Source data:
[start]

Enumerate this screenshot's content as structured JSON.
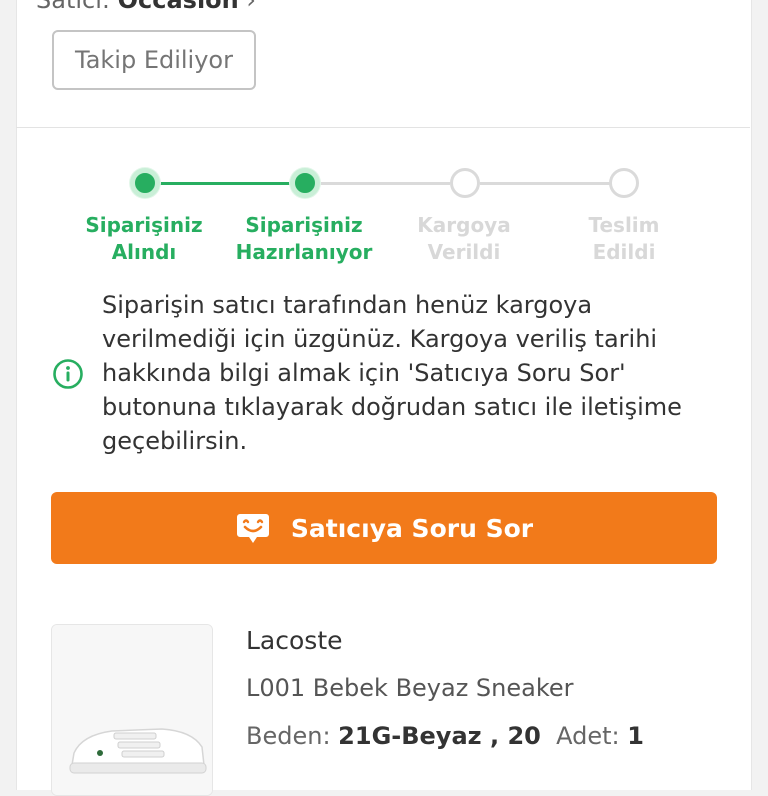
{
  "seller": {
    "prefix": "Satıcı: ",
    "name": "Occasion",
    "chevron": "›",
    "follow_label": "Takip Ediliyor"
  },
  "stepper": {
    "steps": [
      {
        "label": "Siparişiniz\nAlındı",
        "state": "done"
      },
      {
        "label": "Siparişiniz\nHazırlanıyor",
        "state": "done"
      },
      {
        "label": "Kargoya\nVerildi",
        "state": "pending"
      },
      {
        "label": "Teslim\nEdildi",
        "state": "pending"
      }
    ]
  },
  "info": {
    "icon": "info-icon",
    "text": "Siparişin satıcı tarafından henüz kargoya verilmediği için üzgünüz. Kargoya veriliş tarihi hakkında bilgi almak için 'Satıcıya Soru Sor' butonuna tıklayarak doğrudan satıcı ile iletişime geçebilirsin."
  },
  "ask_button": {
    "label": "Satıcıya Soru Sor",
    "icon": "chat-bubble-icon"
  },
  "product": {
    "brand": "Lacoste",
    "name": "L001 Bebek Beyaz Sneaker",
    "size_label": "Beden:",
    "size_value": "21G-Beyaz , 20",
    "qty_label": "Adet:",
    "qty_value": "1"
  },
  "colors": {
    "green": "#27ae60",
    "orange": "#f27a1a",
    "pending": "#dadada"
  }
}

[end]

Some lines of the records may hold the word "Beyaz". How many do? Answer with a number and nothing else.

2